Dataset entries on figures:

——————

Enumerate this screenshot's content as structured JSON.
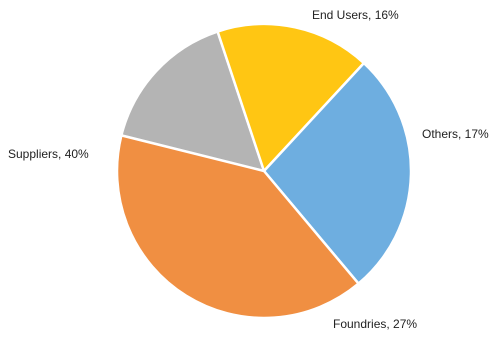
{
  "chart_data": {
    "type": "pie",
    "slices": [
      {
        "label": "End Users",
        "value": 16,
        "display": "End Users, 16%",
        "color": "#B4B4B4"
      },
      {
        "label": "Others",
        "value": 17,
        "display": "Others, 17%",
        "color": "#FFC613"
      },
      {
        "label": "Foundries",
        "value": 27,
        "display": "Foundries, 27%",
        "color": "#6EAEE0"
      },
      {
        "label": "Suppliers",
        "value": 40,
        "display": "Suppliers, 40%",
        "color": "#F08F42"
      }
    ]
  }
}
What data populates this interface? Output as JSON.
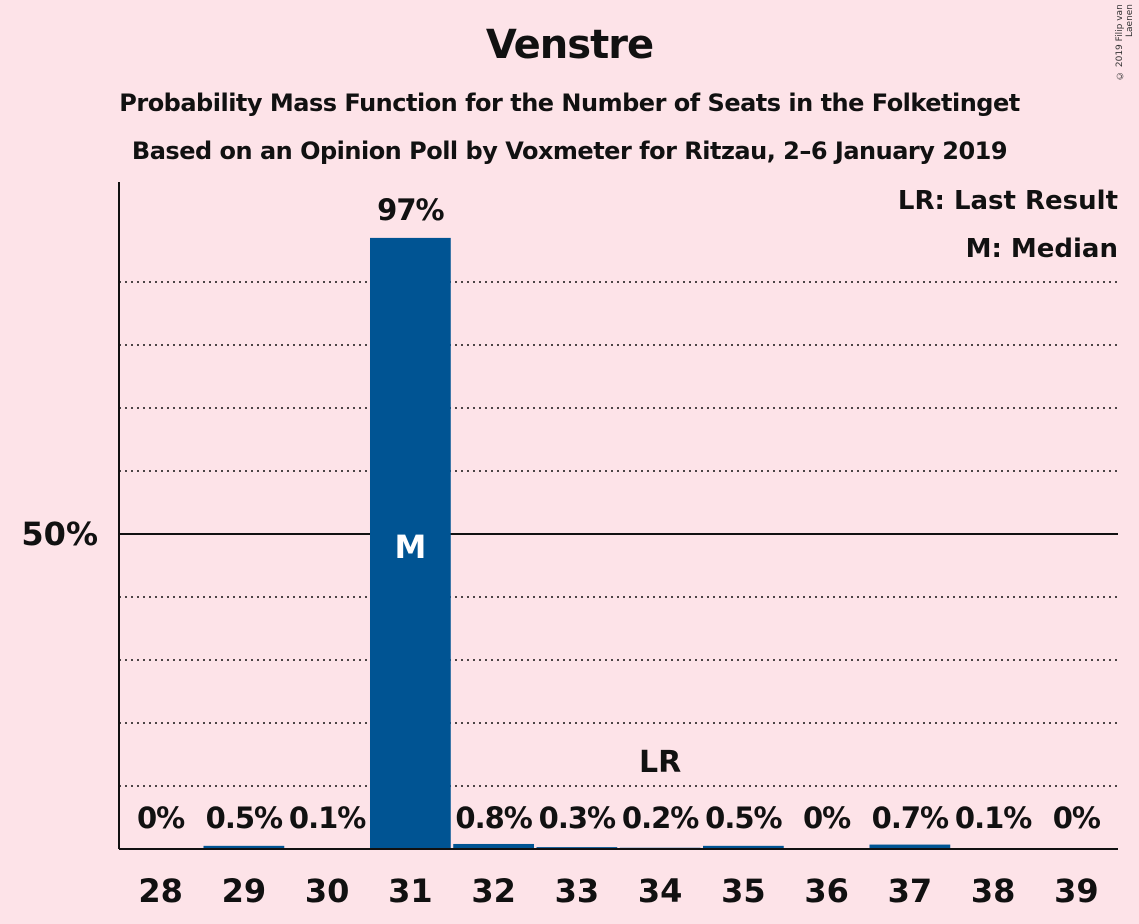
{
  "title": "Venstre",
  "subtitle1": "Probability Mass Function for the Number of Seats in the Folketinget",
  "subtitle2": "Based on an Opinion Poll by Voxmeter for Ritzau, 2–6 January 2019",
  "copyright": "© 2019 Filip van Laenen",
  "legend": {
    "last_result": "LR: Last Result",
    "median": "M: Median"
  },
  "colors": {
    "bar": "#005493",
    "background": "#fde3e8"
  },
  "chart_data": {
    "type": "bar",
    "categories": [
      "28",
      "29",
      "30",
      "31",
      "32",
      "33",
      "34",
      "35",
      "36",
      "37",
      "38",
      "39"
    ],
    "values": [
      0,
      0.5,
      0.1,
      97,
      0.8,
      0.3,
      0.2,
      0.5,
      0,
      0.7,
      0.1,
      0
    ],
    "value_labels": [
      "0%",
      "0.5%",
      "0.1%",
      "97%",
      "0.8%",
      "0.3%",
      "0.2%",
      "0.5%",
      "0%",
      "0.7%",
      "0.1%",
      "0%"
    ],
    "ylim": [
      0,
      100
    ],
    "y_tick_label": "50%",
    "y_tick_value": 50,
    "gridlines": [
      10,
      20,
      30,
      40,
      60,
      70,
      80,
      90
    ],
    "median_category": "31",
    "median_marker": "M",
    "last_result_category": "34",
    "last_result_marker": "LR"
  }
}
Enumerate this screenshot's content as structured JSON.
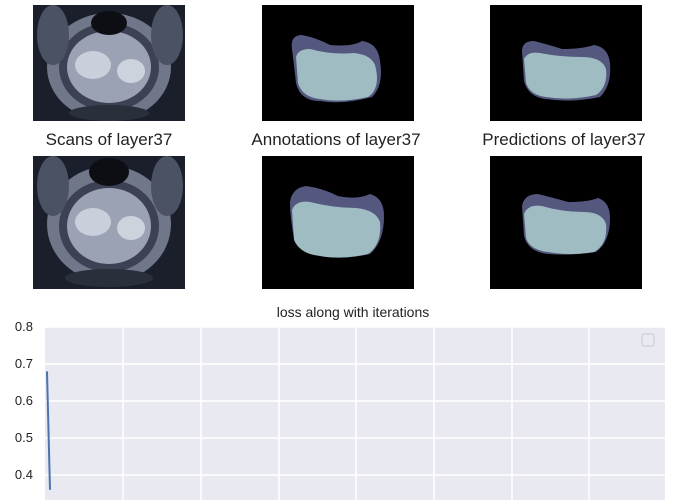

——————

Given request — Your task is to return the entries above exactly, with no pictures.

Full solution —
Enumerate this screenshot's content as structured JSON.
{
  "chart_data": {
    "type": "pie",
    "slices": [
      {
        "label": "End Users",
        "value": 16,
        "display": "End Users, 16%",
        "color": "#B4B4B4"
      },
      {
        "label": "Others",
        "value": 17,
        "display": "Others, 17%",
        "color": "#FFC613"
      },
      {
        "label": "Foundries",
        "value": 27,
        "display": "Foundries, 27%",
        "color": "#6EAEE0"
      },
      {
        "label": "Suppliers",
        "value": 40,
        "display": "Suppliers, 40%",
        "color": "#F08F42"
      }
    ]
  }
}
What data populates this interface? Output as JSON.
{
  "title": "Venstre",
  "subtitle1": "Probability Mass Function for the Number of Seats in the Folketinget",
  "subtitle2": "Based on an Opinion Poll by Voxmeter for Ritzau, 2–6 January 2019",
  "copyright": "© 2019 Filip van Laenen",
  "legend": {
    "last_result": "LR: Last Result",
    "median": "M: Median"
  },
  "colors": {
    "bar": "#005493",
    "background": "#fde3e8"
  },
  "chart_data": {
    "type": "bar",
    "categories": [
      "28",
      "29",
      "30",
      "31",
      "32",
      "33",
      "34",
      "35",
      "36",
      "37",
      "38",
      "39"
    ],
    "values": [
      0,
      0.5,
      0.1,
      97,
      0.8,
      0.3,
      0.2,
      0.5,
      0,
      0.7,
      0.1,
      0
    ],
    "value_labels": [
      "0%",
      "0.5%",
      "0.1%",
      "97%",
      "0.8%",
      "0.3%",
      "0.2%",
      "0.5%",
      "0%",
      "0.7%",
      "0.1%",
      "0%"
    ],
    "ylim": [
      0,
      100
    ],
    "y_tick_label": "50%",
    "y_tick_value": 50,
    "gridlines": [
      10,
      20,
      30,
      40,
      60,
      70,
      80,
      90
    ],
    "median_category": "31",
    "median_marker": "M",
    "last_result_category": "34",
    "last_result_marker": "LR"
  }
}
Enumerate this screenshot's content as structured JSON.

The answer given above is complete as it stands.